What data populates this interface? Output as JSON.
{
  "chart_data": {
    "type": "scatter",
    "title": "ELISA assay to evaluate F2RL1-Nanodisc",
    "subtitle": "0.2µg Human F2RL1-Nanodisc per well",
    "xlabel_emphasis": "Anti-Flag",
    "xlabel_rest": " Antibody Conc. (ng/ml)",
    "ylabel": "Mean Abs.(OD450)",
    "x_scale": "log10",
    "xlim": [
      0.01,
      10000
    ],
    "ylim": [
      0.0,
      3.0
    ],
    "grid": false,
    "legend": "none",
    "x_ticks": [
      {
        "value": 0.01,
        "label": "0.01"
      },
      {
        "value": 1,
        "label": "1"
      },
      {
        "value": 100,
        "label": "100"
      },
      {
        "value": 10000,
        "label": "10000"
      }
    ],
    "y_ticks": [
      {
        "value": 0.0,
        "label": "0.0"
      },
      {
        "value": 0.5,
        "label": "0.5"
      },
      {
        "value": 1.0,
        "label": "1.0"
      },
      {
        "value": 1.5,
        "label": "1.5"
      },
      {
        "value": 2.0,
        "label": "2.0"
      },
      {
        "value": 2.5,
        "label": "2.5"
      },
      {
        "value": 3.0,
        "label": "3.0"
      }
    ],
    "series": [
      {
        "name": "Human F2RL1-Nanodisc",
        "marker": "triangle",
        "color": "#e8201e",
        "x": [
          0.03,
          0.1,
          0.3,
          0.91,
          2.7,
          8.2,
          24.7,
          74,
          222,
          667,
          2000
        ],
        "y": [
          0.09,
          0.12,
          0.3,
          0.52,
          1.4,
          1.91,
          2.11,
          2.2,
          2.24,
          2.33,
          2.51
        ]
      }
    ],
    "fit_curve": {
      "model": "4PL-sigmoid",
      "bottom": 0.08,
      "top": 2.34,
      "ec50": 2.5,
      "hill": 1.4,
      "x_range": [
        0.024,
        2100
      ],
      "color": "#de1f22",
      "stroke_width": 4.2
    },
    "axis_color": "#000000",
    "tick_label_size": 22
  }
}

#### REQUIRED ACTION
Look through the listing and return each line containing the word "value".

#### SOLUTION FOR THIS EXERCISE
        "value": 0.01,
        "value": 1,
        "value": 100,
        "value": 10000,
        "value": 0.0,
        "value": 0.5,
        "value": 1.0,
        "value": 1.5,
        "value": 2.0,
        "value": 2.5,
        "value": 3.0,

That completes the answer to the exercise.